● **EXERCISE BRIEF**: Everything in the data should be repeated exactly, save for the images.

● **DATASET ROWS**:

* * * *

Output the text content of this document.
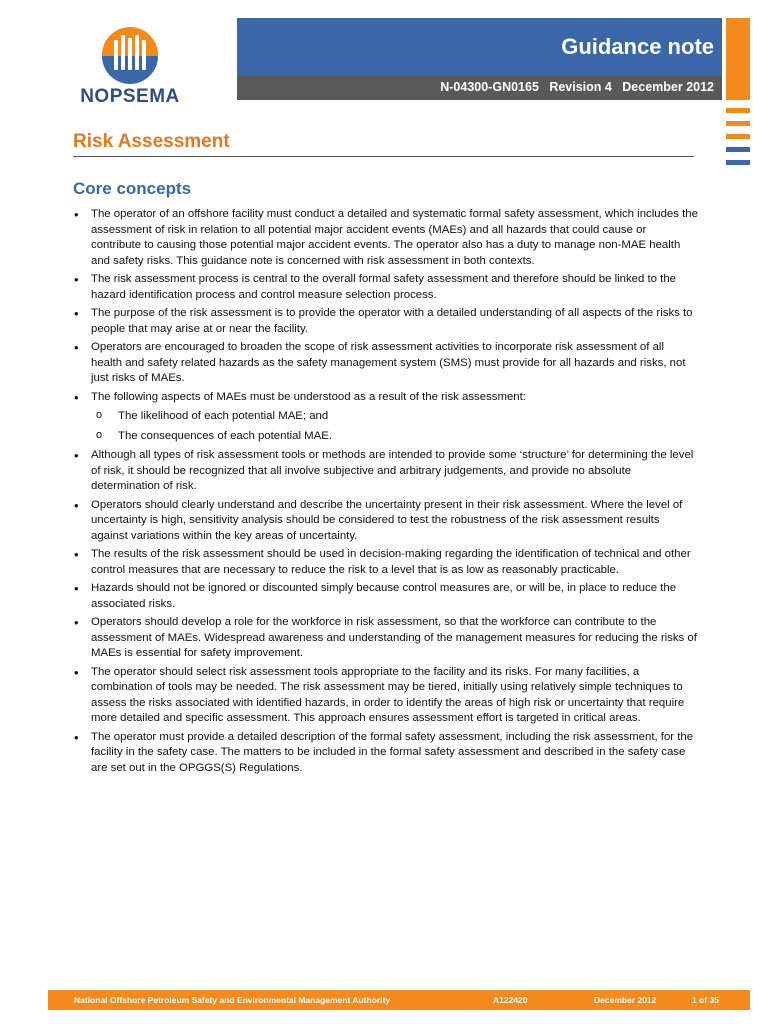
NOPSEMA
Guidance note
N-04300-GN0165   Revision 4   December 2012
Risk Assessment
Core concepts
• The operator of an offshore facility must conduct a detailed and systematic formal safety assessment, which includes the assessment of risk in relation to all potential major accident events (MAEs) and all hazards that could cause or contribute to causing those potential major accident events. The operator also has a duty to manage non-MAE health and safety risks. This guidance note is concerned with risk assessment in both contexts.
• The risk assessment process is central to the overall formal safety assessment and therefore should be linked to the hazard identification process and control measure selection process.
• The purpose of the risk assessment is to provide the operator with a detailed understanding of all aspects of the risks to people that may arise at or near the facility.
• Operators are encouraged to broaden the scope of risk assessment activities to incorporate risk assessment of all health and safety related hazards as the safety management system (SMS) must provide for all hazards and risks, not just risks of MAEs.
• The following aspects of MAEs must be understood as a result of the risk assessment:
o The likelihood of each potential MAE; and
o The consequences of each potential MAE.
• Although all types of risk assessment tools or methods are intended to provide some ‘structure’ for determining the level of risk, it should be recognized that all involve subjective and arbitrary judgements, and provide no absolute determination of risk.
• Operators should clearly understand and describe the uncertainty present in their risk assessment. Where the level of uncertainty is high, sensitivity analysis should be considered to test the robustness of the risk assessment results against variations within the key areas of uncertainty.
• The results of the risk assessment should be used in decision-making regarding the identification of technical and other control measures that are necessary to reduce the risk to a level that is as low as reasonably practicable.
• Hazards should not be ignored or discounted simply because control measures are, or will be, in place to reduce the associated risks.
• Operators should develop a role for the workforce in risk assessment, so that the workforce can contribute to the assessment of MAEs. Widespread awareness and understanding of the management measures for reducing the risks of MAEs is essential for safety improvement.
• The operator should select risk assessment tools appropriate to the facility and its risks. For many facilities, a combination of tools may be needed. The risk assessment may be tiered, initially using relatively simple techniques to assess the risks associated with identified hazards, in order to identify the areas of high risk or uncertainty that require more detailed and specific assessment. This approach ensures assessment effort is targeted in critical areas.
• The operator must provide a detailed description of the formal safety assessment, including the risk assessment, for the facility in the safety case. The matters to be included in the formal safety assessment and described in the safety case are set out in the OPGGS(S) Regulations.
National Offshore Petroleum Safety and Environmental Management Authority	A122420	December 2012	1 of 35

* * * *

● **REPLY TO THE TASK**:
Output the text content of this document.
NOPSEMA
Guidance note
N-04300-GN0165   Revision 4   December 2012
Risk Assessment
Core concepts
• The operator of an offshore facility must conduct a detailed and systematic formal safety assessment, which includes the assessment of risk in relation to all potential major accident events (MAEs) and all hazards that could cause or contribute to causing those potential major accident events. The operator also has a duty to manage non-MAE health and safety risks. This guidance note is concerned with risk assessment in both contexts.
• The risk assessment process is central to the overall formal safety assessment and therefore should be linked to the hazard identification process and control measure selection process.
• The purpose of the risk assessment is to provide the operator with a detailed understanding of all aspects of the risks to people that may arise at or near the facility.
• Operators are encouraged to broaden the scope of risk assessment activities to incorporate risk assessment of all health and safety related hazards as the safety management system (SMS) must provide for all hazards and risks, not just risks of MAEs.
• The following aspects of MAEs must be understood as a result of the risk assessment:
o The likelihood of each potential MAE; and
o The consequences of each potential MAE.
• Although all types of risk assessment tools or methods are intended to provide some ‘structure’ for determining the level of risk, it should be recognized that all involve subjective and arbitrary judgements, and provide no absolute determination of risk.
• Operators should clearly understand and describe the uncertainty present in their risk assessment. Where the level of uncertainty is high, sensitivity analysis should be considered to test the robustness of the risk assessment results against variations within the key areas of uncertainty.
• The results of the risk assessment should be used in decision-making regarding the identification of technical and other control measures that are necessary to reduce the risk to a level that is as low as reasonably practicable.
• Hazards should not be ignored or discounted simply because control measures are, or will be, in place to reduce the associated risks.
• Operators should develop a role for the workforce in risk assessment, so that the workforce can contribute to the assessment of MAEs. Widespread awareness and understanding of the management measures for reducing the risks of MAEs is essential for safety improvement.
• The operator should select risk assessment tools appropriate to the facility and its risks. For many facilities, a combination of tools may be needed. The risk assessment may be tiered, initially using relatively simple techniques to assess the risks associated with identified hazards, in order to identify the areas of high risk or uncertainty that require more detailed and specific assessment. This approach ensures assessment effort is targeted in critical areas.
• The operator must provide a detailed description of the formal safety assessment, including the risk assessment, for the facility in the safety case. The matters to be included in the formal safety assessment and described in the safety case are set out in the OPGGS(S) Regulations.
National Offshore Petroleum Safety and Environmental Management Authority	A122420	December 2012	1 of 35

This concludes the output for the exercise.